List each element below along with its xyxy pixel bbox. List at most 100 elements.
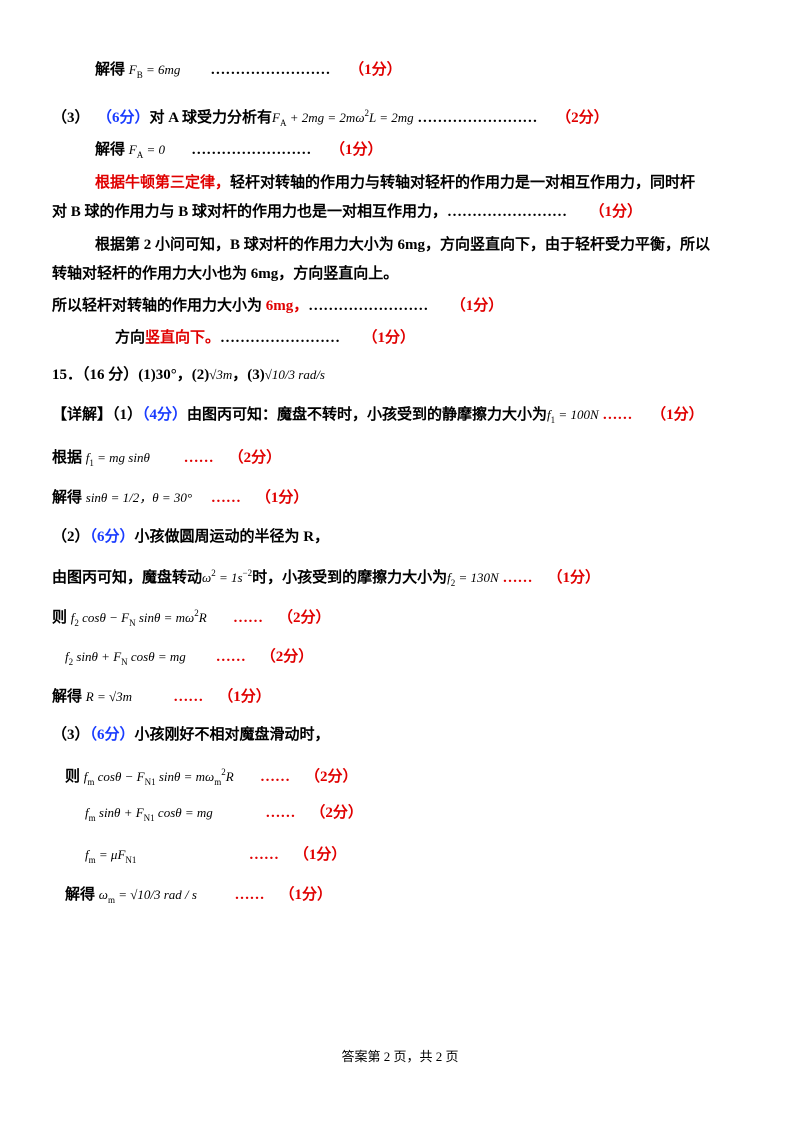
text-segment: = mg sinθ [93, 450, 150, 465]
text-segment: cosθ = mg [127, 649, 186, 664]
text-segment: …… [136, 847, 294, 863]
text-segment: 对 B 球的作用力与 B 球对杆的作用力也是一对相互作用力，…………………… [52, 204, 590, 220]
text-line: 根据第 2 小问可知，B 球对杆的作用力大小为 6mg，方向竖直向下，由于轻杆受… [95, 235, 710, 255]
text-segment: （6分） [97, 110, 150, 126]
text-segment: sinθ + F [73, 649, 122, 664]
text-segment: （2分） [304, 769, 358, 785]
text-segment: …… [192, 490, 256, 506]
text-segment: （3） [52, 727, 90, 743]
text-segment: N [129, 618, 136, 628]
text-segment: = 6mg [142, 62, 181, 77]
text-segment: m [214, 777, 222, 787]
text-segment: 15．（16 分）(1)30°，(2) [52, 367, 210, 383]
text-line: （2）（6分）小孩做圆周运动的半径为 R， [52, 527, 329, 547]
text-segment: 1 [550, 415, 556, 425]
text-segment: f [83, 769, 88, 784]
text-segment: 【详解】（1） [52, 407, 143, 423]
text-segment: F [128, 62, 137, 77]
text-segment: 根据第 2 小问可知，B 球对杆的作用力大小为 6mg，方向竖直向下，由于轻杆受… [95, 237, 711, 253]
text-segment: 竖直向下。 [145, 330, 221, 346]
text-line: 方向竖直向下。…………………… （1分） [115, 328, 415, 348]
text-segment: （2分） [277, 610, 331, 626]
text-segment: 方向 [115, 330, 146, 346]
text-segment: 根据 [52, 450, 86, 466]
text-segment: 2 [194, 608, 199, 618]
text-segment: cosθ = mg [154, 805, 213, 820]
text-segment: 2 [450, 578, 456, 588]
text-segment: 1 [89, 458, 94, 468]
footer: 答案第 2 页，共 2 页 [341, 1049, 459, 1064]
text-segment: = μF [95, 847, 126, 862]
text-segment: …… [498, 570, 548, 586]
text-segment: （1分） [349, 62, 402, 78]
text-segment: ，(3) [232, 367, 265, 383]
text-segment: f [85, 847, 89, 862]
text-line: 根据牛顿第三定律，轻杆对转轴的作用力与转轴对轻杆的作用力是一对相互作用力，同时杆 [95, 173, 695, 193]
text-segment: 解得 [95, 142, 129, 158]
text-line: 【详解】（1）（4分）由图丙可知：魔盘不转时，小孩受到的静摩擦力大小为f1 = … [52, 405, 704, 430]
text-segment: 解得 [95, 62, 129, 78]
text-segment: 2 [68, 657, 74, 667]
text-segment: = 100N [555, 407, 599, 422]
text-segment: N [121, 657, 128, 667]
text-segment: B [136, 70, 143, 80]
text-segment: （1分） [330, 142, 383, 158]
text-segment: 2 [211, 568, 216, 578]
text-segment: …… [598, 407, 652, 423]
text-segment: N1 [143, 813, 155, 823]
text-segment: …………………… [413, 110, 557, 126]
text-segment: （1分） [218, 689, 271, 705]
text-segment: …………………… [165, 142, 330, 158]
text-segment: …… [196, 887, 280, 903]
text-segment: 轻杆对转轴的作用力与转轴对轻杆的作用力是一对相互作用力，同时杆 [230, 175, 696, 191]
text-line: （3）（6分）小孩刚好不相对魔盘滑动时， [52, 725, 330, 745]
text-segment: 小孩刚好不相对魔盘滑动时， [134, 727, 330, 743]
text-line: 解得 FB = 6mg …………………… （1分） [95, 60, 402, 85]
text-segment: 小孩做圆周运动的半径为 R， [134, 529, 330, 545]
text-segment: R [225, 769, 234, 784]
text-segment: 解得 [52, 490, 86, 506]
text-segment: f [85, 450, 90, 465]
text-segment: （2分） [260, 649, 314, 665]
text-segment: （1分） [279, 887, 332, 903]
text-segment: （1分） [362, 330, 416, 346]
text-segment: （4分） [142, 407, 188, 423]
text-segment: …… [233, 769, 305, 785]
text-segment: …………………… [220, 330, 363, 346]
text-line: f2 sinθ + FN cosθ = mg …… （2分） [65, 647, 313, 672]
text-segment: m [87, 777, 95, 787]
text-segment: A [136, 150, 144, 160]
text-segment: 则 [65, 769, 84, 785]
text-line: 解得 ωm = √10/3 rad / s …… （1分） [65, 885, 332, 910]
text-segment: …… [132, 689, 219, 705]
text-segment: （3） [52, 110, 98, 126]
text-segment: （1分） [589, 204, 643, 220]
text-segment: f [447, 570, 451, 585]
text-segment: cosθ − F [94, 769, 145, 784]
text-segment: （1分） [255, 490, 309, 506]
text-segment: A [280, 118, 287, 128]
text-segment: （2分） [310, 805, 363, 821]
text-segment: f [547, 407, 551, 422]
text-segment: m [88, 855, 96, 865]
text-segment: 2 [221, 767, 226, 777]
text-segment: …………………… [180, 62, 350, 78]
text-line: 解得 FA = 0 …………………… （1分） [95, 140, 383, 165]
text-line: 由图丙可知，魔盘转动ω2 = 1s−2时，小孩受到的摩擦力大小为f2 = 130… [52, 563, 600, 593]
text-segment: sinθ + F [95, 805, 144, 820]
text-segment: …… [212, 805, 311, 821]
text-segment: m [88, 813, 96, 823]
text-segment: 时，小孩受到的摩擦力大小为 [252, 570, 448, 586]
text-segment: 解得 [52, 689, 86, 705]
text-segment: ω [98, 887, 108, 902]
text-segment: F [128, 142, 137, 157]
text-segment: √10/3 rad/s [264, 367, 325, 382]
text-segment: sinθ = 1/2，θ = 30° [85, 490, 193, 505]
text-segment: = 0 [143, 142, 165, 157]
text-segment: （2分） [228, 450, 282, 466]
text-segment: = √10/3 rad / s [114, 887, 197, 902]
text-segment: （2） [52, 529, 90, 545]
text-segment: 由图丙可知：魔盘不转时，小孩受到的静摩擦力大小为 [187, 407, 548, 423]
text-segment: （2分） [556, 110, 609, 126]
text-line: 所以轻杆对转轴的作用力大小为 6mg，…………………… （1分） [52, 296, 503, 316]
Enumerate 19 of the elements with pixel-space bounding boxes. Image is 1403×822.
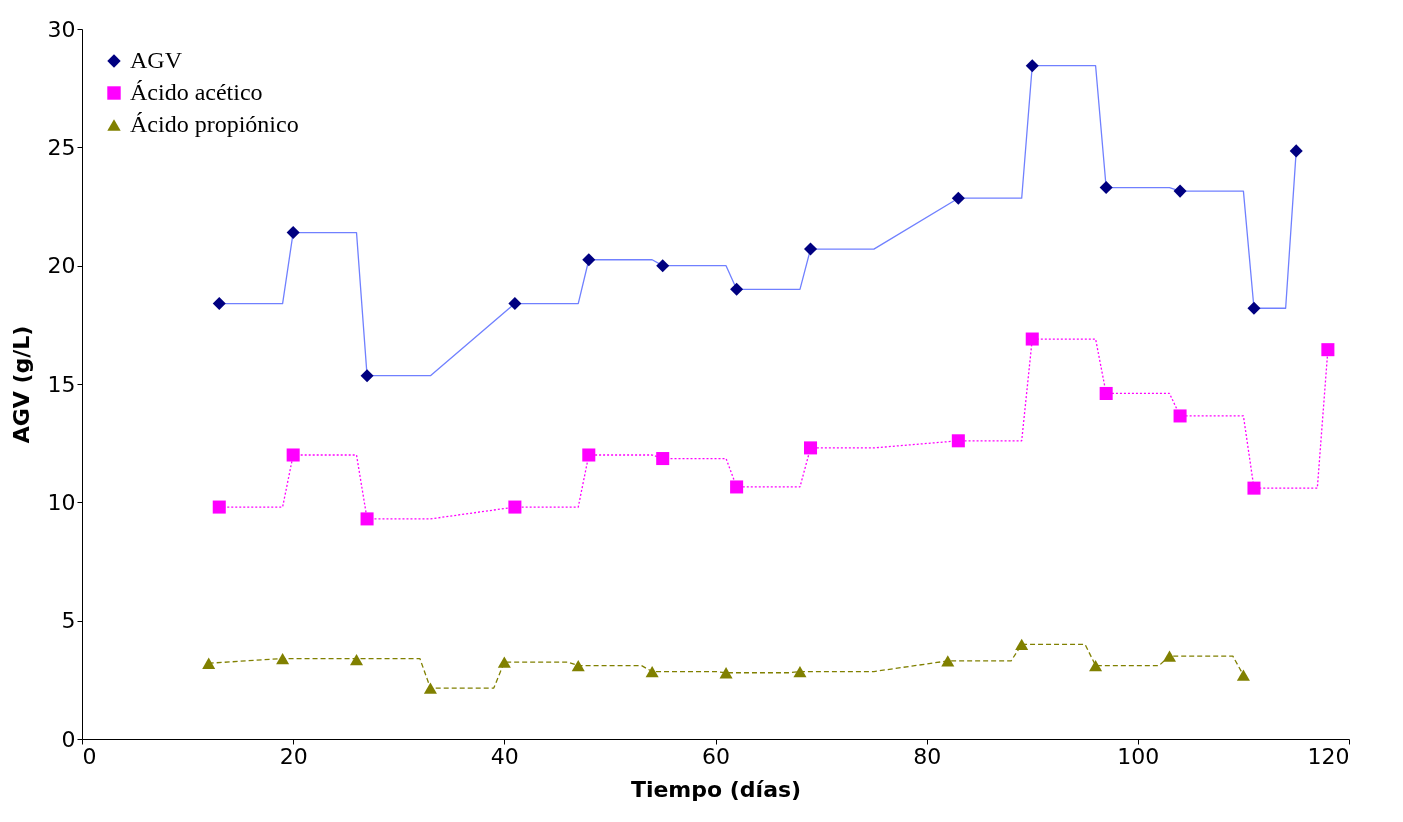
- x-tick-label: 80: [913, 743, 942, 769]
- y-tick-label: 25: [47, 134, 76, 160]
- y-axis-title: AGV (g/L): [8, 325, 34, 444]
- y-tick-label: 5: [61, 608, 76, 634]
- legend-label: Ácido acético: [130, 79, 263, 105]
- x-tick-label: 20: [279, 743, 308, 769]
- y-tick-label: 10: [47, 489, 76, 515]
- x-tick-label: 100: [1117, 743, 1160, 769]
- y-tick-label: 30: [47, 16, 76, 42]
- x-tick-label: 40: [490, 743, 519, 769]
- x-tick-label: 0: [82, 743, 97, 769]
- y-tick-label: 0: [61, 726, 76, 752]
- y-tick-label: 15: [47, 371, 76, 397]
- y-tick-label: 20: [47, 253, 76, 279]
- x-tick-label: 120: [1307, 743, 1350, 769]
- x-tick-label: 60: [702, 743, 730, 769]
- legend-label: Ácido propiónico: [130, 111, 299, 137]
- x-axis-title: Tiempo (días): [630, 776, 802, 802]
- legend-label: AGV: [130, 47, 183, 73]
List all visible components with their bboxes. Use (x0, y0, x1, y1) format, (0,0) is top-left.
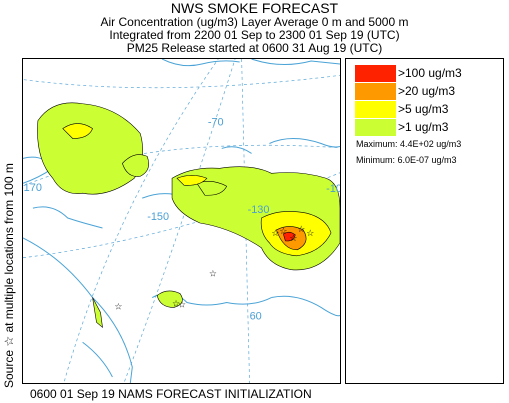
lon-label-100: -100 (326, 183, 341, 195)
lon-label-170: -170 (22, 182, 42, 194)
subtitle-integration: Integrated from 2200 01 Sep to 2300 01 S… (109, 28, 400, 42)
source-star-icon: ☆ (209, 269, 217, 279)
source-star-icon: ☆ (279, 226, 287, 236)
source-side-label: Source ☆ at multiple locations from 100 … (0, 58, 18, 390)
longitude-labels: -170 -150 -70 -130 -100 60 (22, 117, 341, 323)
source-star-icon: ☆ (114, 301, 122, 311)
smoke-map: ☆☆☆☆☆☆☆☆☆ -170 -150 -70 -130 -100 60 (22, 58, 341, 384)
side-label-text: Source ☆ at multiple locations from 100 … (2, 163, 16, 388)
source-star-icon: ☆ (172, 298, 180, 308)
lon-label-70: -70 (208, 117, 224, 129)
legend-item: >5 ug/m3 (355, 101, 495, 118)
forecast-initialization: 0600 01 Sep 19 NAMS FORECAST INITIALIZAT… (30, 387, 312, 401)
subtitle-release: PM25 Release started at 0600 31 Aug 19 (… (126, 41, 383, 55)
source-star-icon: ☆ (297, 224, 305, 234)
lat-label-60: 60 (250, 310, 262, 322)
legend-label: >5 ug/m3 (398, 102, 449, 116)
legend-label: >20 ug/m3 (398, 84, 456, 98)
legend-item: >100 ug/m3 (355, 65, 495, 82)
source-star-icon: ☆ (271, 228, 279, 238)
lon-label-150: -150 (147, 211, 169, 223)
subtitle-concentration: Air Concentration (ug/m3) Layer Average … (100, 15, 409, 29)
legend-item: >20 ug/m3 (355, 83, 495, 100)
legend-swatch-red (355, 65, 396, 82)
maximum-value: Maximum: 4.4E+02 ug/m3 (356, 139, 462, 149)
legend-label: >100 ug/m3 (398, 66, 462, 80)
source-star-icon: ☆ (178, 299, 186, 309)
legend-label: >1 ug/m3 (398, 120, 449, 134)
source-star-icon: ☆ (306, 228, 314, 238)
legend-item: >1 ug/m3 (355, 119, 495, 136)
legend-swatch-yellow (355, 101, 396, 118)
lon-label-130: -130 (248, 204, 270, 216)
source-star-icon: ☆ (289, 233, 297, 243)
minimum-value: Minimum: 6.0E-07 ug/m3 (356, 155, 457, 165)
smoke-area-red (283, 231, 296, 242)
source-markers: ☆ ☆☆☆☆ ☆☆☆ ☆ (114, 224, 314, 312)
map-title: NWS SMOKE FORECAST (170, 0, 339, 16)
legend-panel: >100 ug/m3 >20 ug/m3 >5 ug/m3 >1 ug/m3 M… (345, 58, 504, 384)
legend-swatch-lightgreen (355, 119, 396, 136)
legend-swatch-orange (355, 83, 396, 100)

#### [Ejercicio breve]
¿Puedes reproducir sin ningún cambio las líneas de los datos, empezando por la que contiene "lon-label-100: -100 (326, 183, 341, 195)" y siguiendo hasta la que contiene "source-star-icon: ☆ (114, 301, 122, 311)", ambas incluidas?

#### [Respuesta]
lon-label-100: -100 (326, 183, 341, 195)
lon-label-170: -170 (22, 182, 42, 194)
subtitle-integration: Integrated from 2200 01 Sep to 2300 01 S… (109, 28, 400, 42)
source-star-icon: ☆ (209, 269, 217, 279)
source-star-icon: ☆ (279, 226, 287, 236)
source-side-label: Source ☆ at multiple locations from 100 … (0, 58, 18, 390)
longitude-labels: -170 -150 -70 -130 -100 60 (22, 117, 341, 323)
source-star-icon: ☆ (114, 301, 122, 311)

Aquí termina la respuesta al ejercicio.